▸ **Aim**
Convert the lines below, from the line with "x-tick-label: 72 <box>648 347 660 358</box>" to the line with "series-group: -16,0 %", into a Markdown table with the columns Row and Line, numbering each row and omitting any blank lines.

▸ **Records to process**
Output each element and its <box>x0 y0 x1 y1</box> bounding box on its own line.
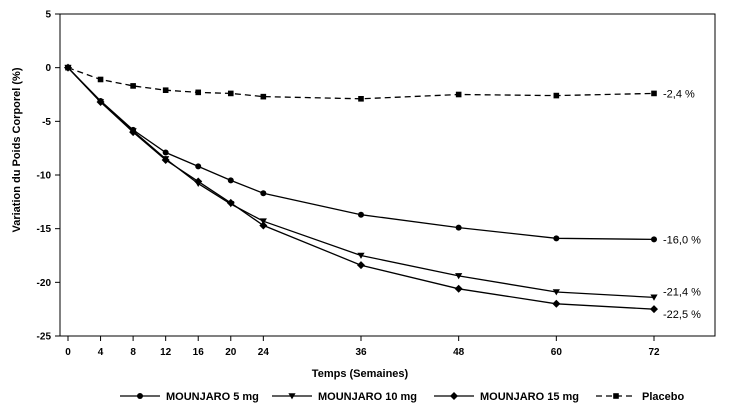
x-tick-label: 72 <box>648 347 660 358</box>
data-point <box>227 177 234 184</box>
axes: 50-5-10-15-20-250 4 8 12 16 20 24 36 48 60 72 <box>37 10 716 358</box>
data-point <box>97 76 104 83</box>
y-tick-label: -10 <box>37 171 52 182</box>
data-point <box>358 95 364 102</box>
end-value-label: -21,4 % <box>663 286 701 298</box>
legend-item: MOUNJARO 10 mg <box>272 391 417 403</box>
x-axis-title: Temps (Semaines) <box>312 368 409 380</box>
data-point <box>162 149 169 156</box>
data-point <box>195 163 202 170</box>
data-point <box>357 252 365 259</box>
legend-item: Placebo <box>596 391 684 403</box>
series-mounjaro-10-mg: -21,4 % <box>64 64 701 301</box>
data-point <box>130 83 136 89</box>
legend-label: MOUNJARO 5 mg <box>166 391 259 403</box>
legend-label: MOUNJARO 10 mg <box>318 391 417 403</box>
data-point <box>161 155 170 164</box>
data-point <box>259 221 268 230</box>
y-tick-label: -25 <box>37 332 52 343</box>
series-group: -16,0 % -21,4 % -22,5 % -2,4 % <box>64 63 701 321</box>
y-tick-label: -5 <box>42 117 51 128</box>
plot-frame <box>59 13 716 337</box>
y-axis-title: Variation du Poids Corporel (%) <box>11 67 23 232</box>
y-tick-label: -20 <box>37 278 52 289</box>
data-point <box>357 261 365 270</box>
legend-marker <box>137 393 143 399</box>
x-tick-label: 48 <box>453 347 465 358</box>
data-point <box>650 294 658 301</box>
data-point <box>129 128 138 137</box>
data-point <box>96 98 105 107</box>
data-point <box>553 235 560 242</box>
series-mounjaro-15-mg: -22,5 % <box>64 63 701 321</box>
data-point <box>552 289 560 296</box>
legend-item: MOUNJARO 5 mg <box>120 391 259 403</box>
x-tick-label: 12 <box>160 347 172 358</box>
legend-label: Placebo <box>642 391 684 403</box>
legend-item: MOUNJARO 15 mg <box>434 391 579 403</box>
x-tick-label: 20 <box>225 347 237 358</box>
data-point <box>651 236 657 243</box>
x-tick-label: 16 <box>193 347 205 358</box>
data-point <box>162 87 169 94</box>
data-point <box>651 90 657 97</box>
x-tick-label: 4 <box>98 347 104 358</box>
end-value-label: -2,4 % <box>663 88 695 100</box>
legend: MOUNJARO 5 mg MOUNJARO 10 mg MOUNJARO 15 m… <box>120 391 684 403</box>
series-line <box>67 67 655 100</box>
series-line <box>67 67 655 310</box>
series-placebo: -2,4 % <box>65 64 695 102</box>
data-point <box>455 91 462 98</box>
x-tick-label: 0 <box>65 347 71 358</box>
y-tick-label: -15 <box>37 224 52 235</box>
data-point <box>65 64 71 71</box>
legend-marker <box>613 393 619 399</box>
data-point <box>227 90 234 97</box>
data-point <box>455 224 462 231</box>
data-point <box>553 92 560 99</box>
x-tick-label: 8 <box>130 347 136 358</box>
legend-marker <box>450 392 458 400</box>
data-point <box>195 89 202 96</box>
end-value-label: -16,0 % <box>663 234 701 246</box>
data-point <box>454 284 463 293</box>
data-point <box>455 273 463 280</box>
end-value-label: -22,5 % <box>663 309 701 321</box>
y-tick-label: 5 <box>45 10 51 21</box>
x-tick-label: 60 <box>551 347 563 358</box>
data-point <box>260 93 267 100</box>
data-point <box>552 299 561 308</box>
data-point <box>358 211 364 218</box>
legend-label: MOUNJARO 15 mg <box>480 391 579 403</box>
x-tick-label: 24 <box>258 347 270 358</box>
data-point <box>650 305 658 314</box>
x-tick-label: 36 <box>355 347 367 358</box>
data-point <box>260 190 267 197</box>
legend-marker <box>288 393 296 400</box>
data-point <box>226 198 235 207</box>
data-point <box>194 177 203 186</box>
y-tick-label: 0 <box>45 63 51 74</box>
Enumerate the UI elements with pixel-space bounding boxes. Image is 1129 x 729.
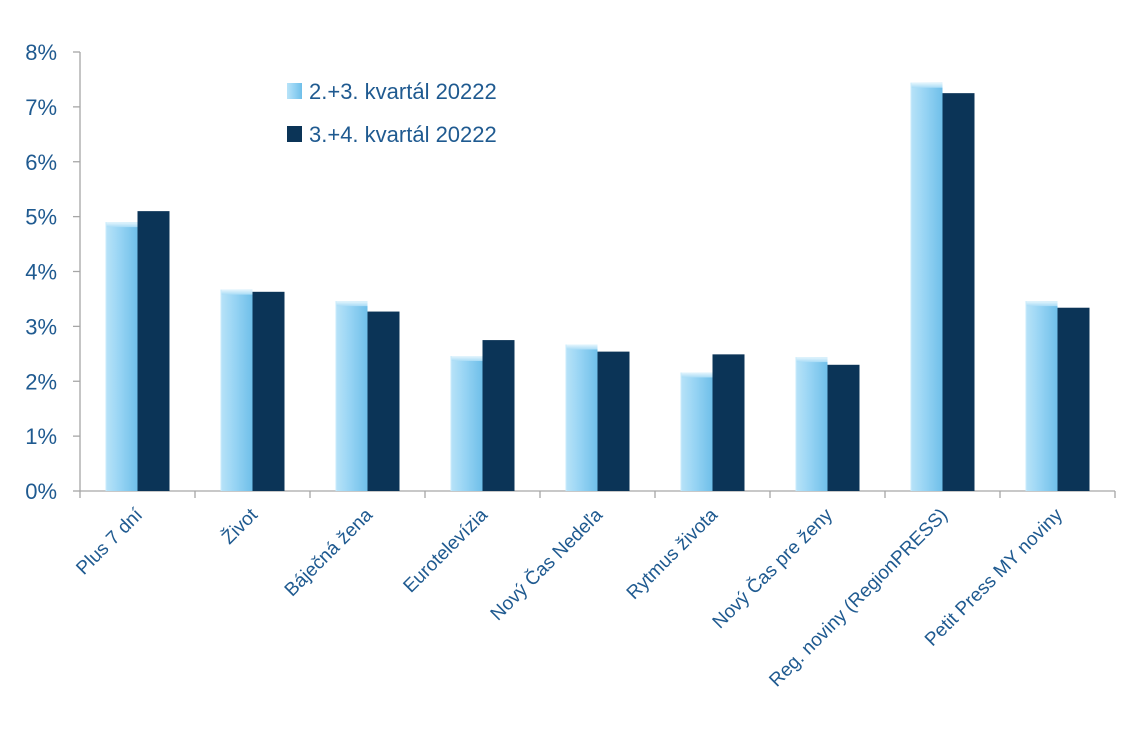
bar-series-1	[450, 356, 483, 491]
x-category-label: Báječná žena	[281, 504, 378, 601]
bar-series-2	[482, 340, 515, 491]
x-category-label: Eurotelevízia	[400, 504, 493, 597]
y-tick-label: 8%	[25, 40, 57, 65]
x-category-label: Rytmus života	[623, 504, 723, 604]
bar-series-2	[252, 291, 285, 491]
bar-series-1	[910, 82, 943, 491]
y-tick-label: 0%	[25, 479, 57, 504]
bar-series-1	[105, 222, 138, 492]
bar-series-1	[680, 372, 713, 491]
x-category-label: Nový Čas Nedeľa	[486, 504, 607, 625]
bar-series-2	[367, 311, 400, 491]
y-tick-label: 7%	[25, 95, 57, 120]
legend-swatch-series-2	[287, 126, 302, 142]
bar-series-1	[220, 289, 253, 491]
x-category-label: Plus 7 dní	[72, 504, 147, 579]
x-category-label: Život	[217, 503, 262, 548]
bar-series-2	[1057, 307, 1090, 491]
bar-series-1	[795, 357, 828, 491]
y-tick-label: 2%	[25, 369, 57, 394]
y-tick-label: 5%	[25, 205, 57, 230]
bar-series-2	[137, 211, 170, 491]
legend: 2.+3. kvartál 20222 3.+4. kvartál 20222	[287, 79, 497, 147]
legend-label: 3.+4. kvartál 20222	[309, 122, 497, 147]
bar-series-1	[1025, 301, 1058, 491]
bar-series-2	[712, 354, 745, 491]
bar-series-2	[597, 351, 630, 491]
legend-label: 2.+3. kvartál 20222	[309, 79, 497, 104]
x-category-label: Nový Čas pre ženy	[708, 504, 837, 633]
legend-swatch-series-1	[287, 83, 302, 99]
y-tick-label: 1%	[25, 424, 57, 449]
y-tick-label: 3%	[25, 314, 57, 339]
y-tick-label: 4%	[25, 260, 57, 285]
bar-series-1	[335, 301, 368, 491]
y-tick-label: 6%	[25, 150, 57, 175]
bar-series-1	[565, 344, 598, 491]
bar-series-2	[942, 93, 975, 491]
bars	[105, 82, 1090, 492]
bar-series-2	[827, 364, 860, 491]
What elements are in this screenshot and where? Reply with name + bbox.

▸ **Right answer**
| Row | Line |
|---|---|
| 1 | x-tick-label: 72 <box>648 347 660 358</box> |
| 2 | data-point <box>227 177 234 184</box> |
| 3 | axes: 50-5-10-15-20-250 4 8 12 16 20 24 36 48 60 72 <box>37 10 716 358</box> |
| 4 | data-point <box>97 76 104 83</box> |
| 5 | y-tick-label: -10 <box>37 171 52 182</box> |
| 6 | data-point <box>358 95 364 102</box> |
| 7 | end-value-label: -21,4 % <box>663 286 701 298</box> |
| 8 | legend-item: MOUNJARO 10 mg <box>272 391 417 403</box> |
| 9 | x-axis-title: Temps (Semaines) <box>312 368 409 380</box> |
| 10 | data-point <box>162 149 169 156</box> |
| 11 | data-point <box>195 163 202 170</box> |
| 12 | data-point <box>357 252 365 259</box> |
| 13 | legend-item: Placebo <box>596 391 684 403</box> |
| 14 | series-mounjaro-10-mg: -21,4 % <box>64 64 701 301</box> |
| 15 | data-point <box>130 83 136 89</box> |
| 16 | legend-label: MOUNJARO 5 mg <box>166 391 259 403</box> |
| 17 | legend-label: MOUNJARO 10 mg <box>318 391 417 403</box> |
| 18 | data-point <box>161 155 170 164</box> |
| 19 | data-point <box>259 221 268 230</box> |
| 20 | y-tick-label: -25 <box>37 332 52 343</box> |
| 21 | series-group: -16,0 % -21,4 % -22,5 % -2,4 % <box>64 63 701 321</box> |